**** Supplied entries

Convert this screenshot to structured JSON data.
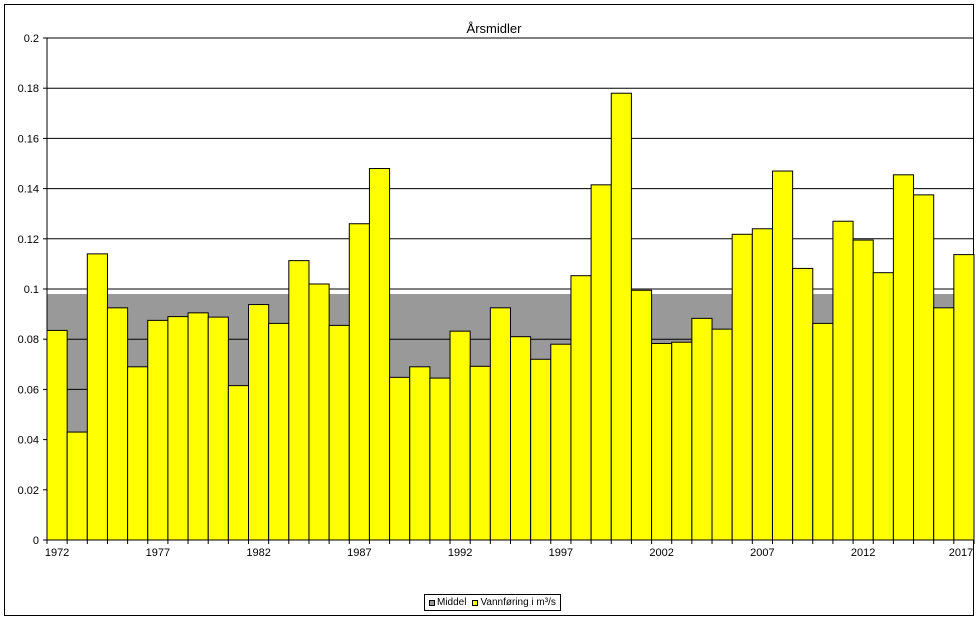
{
  "chart_data": {
    "type": "bar",
    "title": "Årsmidler",
    "xlabel": "",
    "ylabel": "",
    "ylim": [
      0,
      0.2
    ],
    "yticks": [
      "0",
      "0.02",
      "0.04",
      "0.06",
      "0.08",
      "0.1",
      "0.12",
      "0.14",
      "0.16",
      "0.18",
      "0.2"
    ],
    "xtick_labels": [
      "1972",
      "1977",
      "1982",
      "1987",
      "1992",
      "1997",
      "2002",
      "2007",
      "2012",
      "2017"
    ],
    "categories": [
      1972,
      1973,
      1974,
      1975,
      1976,
      1977,
      1978,
      1979,
      1980,
      1981,
      1982,
      1983,
      1984,
      1985,
      1986,
      1987,
      1988,
      1989,
      1990,
      1991,
      1992,
      1993,
      1994,
      1995,
      1996,
      1997,
      1998,
      1999,
      2000,
      2001,
      2002,
      2003,
      2004,
      2005,
      2006,
      2007,
      2008,
      2009,
      2010,
      2011,
      2012,
      2013,
      2014,
      2015,
      2016,
      2017
    ],
    "series": [
      {
        "name": "Vannføring i m³/s",
        "color": "#ffff00",
        "values": [
          0.0835,
          0.043,
          0.114,
          0.0925,
          0.069,
          0.0875,
          0.089,
          0.0905,
          0.0888,
          0.0615,
          0.0938,
          0.0863,
          0.1113,
          0.102,
          0.0855,
          0.126,
          0.148,
          0.0648,
          0.069,
          0.0645,
          0.0832,
          0.0692,
          0.0925,
          0.081,
          0.072,
          0.078,
          0.1053,
          0.1415,
          0.178,
          0.0995,
          0.0783,
          0.0788,
          0.0883,
          0.084,
          0.1218,
          0.124,
          0.147,
          0.1082,
          0.0863,
          0.127,
          0.1195,
          0.1065,
          0.1455,
          0.1375,
          0.0925,
          0.1137
        ]
      },
      {
        "name": "Middel",
        "color": "#999999",
        "value": 0.098
      }
    ],
    "grid": true,
    "legend_position": "bottom-center"
  }
}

********

• Task statement
Images do not belong in the copy; reproduce all other parts of the records above verbatim.

• Reply to the task
Convert this screenshot to structured JSON data.
{
  "chart_data": {
    "type": "bar",
    "title": "Årsmidler",
    "xlabel": "",
    "ylabel": "",
    "ylim": [
      0,
      0.2
    ],
    "yticks": [
      "0",
      "0.02",
      "0.04",
      "0.06",
      "0.08",
      "0.1",
      "0.12",
      "0.14",
      "0.16",
      "0.18",
      "0.2"
    ],
    "xtick_labels": [
      "1972",
      "1977",
      "1982",
      "1987",
      "1992",
      "1997",
      "2002",
      "2007",
      "2012",
      "2017"
    ],
    "categories": [
      1972,
      1973,
      1974,
      1975,
      1976,
      1977,
      1978,
      1979,
      1980,
      1981,
      1982,
      1983,
      1984,
      1985,
      1986,
      1987,
      1988,
      1989,
      1990,
      1991,
      1992,
      1993,
      1994,
      1995,
      1996,
      1997,
      1998,
      1999,
      2000,
      2001,
      2002,
      2003,
      2004,
      2005,
      2006,
      2007,
      2008,
      2009,
      2010,
      2011,
      2012,
      2013,
      2014,
      2015,
      2016,
      2017
    ],
    "series": [
      {
        "name": "Vannføring i m³/s",
        "color": "#ffff00",
        "values": [
          0.0835,
          0.043,
          0.114,
          0.0925,
          0.069,
          0.0875,
          0.089,
          0.0905,
          0.0888,
          0.0615,
          0.0938,
          0.0863,
          0.1113,
          0.102,
          0.0855,
          0.126,
          0.148,
          0.0648,
          0.069,
          0.0645,
          0.0832,
          0.0692,
          0.0925,
          0.081,
          0.072,
          0.078,
          0.1053,
          0.1415,
          0.178,
          0.0995,
          0.0783,
          0.0788,
          0.0883,
          0.084,
          0.1218,
          0.124,
          0.147,
          0.1082,
          0.0863,
          0.127,
          0.1195,
          0.1065,
          0.1455,
          0.1375,
          0.0925,
          0.1137
        ]
      },
      {
        "name": "Middel",
        "color": "#999999",
        "value": 0.098
      }
    ],
    "grid": true,
    "legend_position": "bottom-center"
  }
}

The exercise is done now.